[Records from a dataset]
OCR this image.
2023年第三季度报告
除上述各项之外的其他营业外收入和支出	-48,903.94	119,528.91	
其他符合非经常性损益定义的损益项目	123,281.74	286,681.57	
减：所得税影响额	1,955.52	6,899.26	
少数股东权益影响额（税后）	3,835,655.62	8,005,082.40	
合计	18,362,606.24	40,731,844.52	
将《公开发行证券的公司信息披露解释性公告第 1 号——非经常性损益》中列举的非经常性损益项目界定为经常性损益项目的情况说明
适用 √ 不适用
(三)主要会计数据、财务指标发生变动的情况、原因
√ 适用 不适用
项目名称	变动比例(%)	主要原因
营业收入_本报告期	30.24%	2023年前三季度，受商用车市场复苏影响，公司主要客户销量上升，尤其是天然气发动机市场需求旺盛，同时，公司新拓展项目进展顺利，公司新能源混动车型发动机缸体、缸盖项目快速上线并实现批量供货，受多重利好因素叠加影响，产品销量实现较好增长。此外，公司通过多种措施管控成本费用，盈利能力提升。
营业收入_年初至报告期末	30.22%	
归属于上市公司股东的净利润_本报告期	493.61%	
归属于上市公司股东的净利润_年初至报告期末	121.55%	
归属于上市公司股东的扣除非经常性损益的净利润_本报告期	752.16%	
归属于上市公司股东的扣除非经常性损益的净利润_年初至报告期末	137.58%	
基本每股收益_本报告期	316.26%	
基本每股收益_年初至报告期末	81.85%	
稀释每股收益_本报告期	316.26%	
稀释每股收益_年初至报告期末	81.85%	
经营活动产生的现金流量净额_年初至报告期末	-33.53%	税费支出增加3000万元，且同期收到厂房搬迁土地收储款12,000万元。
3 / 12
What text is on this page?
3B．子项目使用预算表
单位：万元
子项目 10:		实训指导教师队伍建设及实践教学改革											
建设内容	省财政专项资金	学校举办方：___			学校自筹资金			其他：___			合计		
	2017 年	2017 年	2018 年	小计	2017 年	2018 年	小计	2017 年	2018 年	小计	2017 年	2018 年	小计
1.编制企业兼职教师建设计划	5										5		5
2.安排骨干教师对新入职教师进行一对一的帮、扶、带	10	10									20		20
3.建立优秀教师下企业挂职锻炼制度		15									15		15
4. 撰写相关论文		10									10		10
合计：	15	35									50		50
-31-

= Aim of the exercise =
Repeat every line of the material exactly as given.

= Written solution =
OCR this image.
2023年第三季度报告
除上述各项之外的其他营业外收入和支出	-48,903.94	119,528.91	
其他符合非经常性损益定义的损益项目	123,281.74	286,681.57	
减：所得税影响额	1,955.52	6,899.26	
少数股东权益影响额（税后）	3,835,655.62	8,005,082.40	
合计	18,362,606.24	40,731,844.52	
将《公开发行证券的公司信息披露解释性公告第 1 号——非经常性损益》中列举的非经常性损益项目界定为经常性损益项目的情况说明
适用 √ 不适用
(三)主要会计数据、财务指标发生变动的情况、原因
√ 适用 不适用
项目名称	变动比例(%)	主要原因
营业收入_本报告期	30.24%	2023年前三季度，受商用车市场复苏影响，公司主要客户销量上升，尤其是天然气发动机市场需求旺盛，同时，公司新拓展项目进展顺利，公司新能源混动车型发动机缸体、缸盖项目快速上线并实现批量供货，受多重利好因素叠加影响，产品销量实现较好增长。此外，公司通过多种措施管控成本费用，盈利能力提升。
营业收入_年初至报告期末	30.22%	
归属于上市公司股东的净利润_本报告期	493.61%	
归属于上市公司股东的净利润_年初至报告期末	121.55%	
归属于上市公司股东的扣除非经常性损益的净利润_本报告期	752.16%	
归属于上市公司股东的扣除非经常性损益的净利润_年初至报告期末	137.58%	
基本每股收益_本报告期	316.26%	
基本每股收益_年初至报告期末	81.85%	
稀释每股收益_本报告期	316.26%	
稀释每股收益_年初至报告期末	81.85%	
经营活动产生的现金流量净额_年初至报告期末	-33.53%	税费支出增加3000万元，且同期收到厂房搬迁土地收储款12,000万元。
3 / 12
What text is on this page?
3B．子项目使用预算表
单位：万元
子项目 10:		实训指导教师队伍建设及实践教学改革											
建设内容	省财政专项资金	学校举办方：___			学校自筹资金			其他：___			合计		
	2017 年	2017 年	2018 年	小计	2017 年	2018 年	小计	2017 年	2018 年	小计	2017 年	2018 年	小计
1.编制企业兼职教师建设计划	5										5		5
2.安排骨干教师对新入职教师进行一对一的帮、扶、带	10	10									20		20
3.建立优秀教师下企业挂职锻炼制度		15									15		15
4. 撰写相关论文		10									10		10
合计：	15	35									50		50
-31-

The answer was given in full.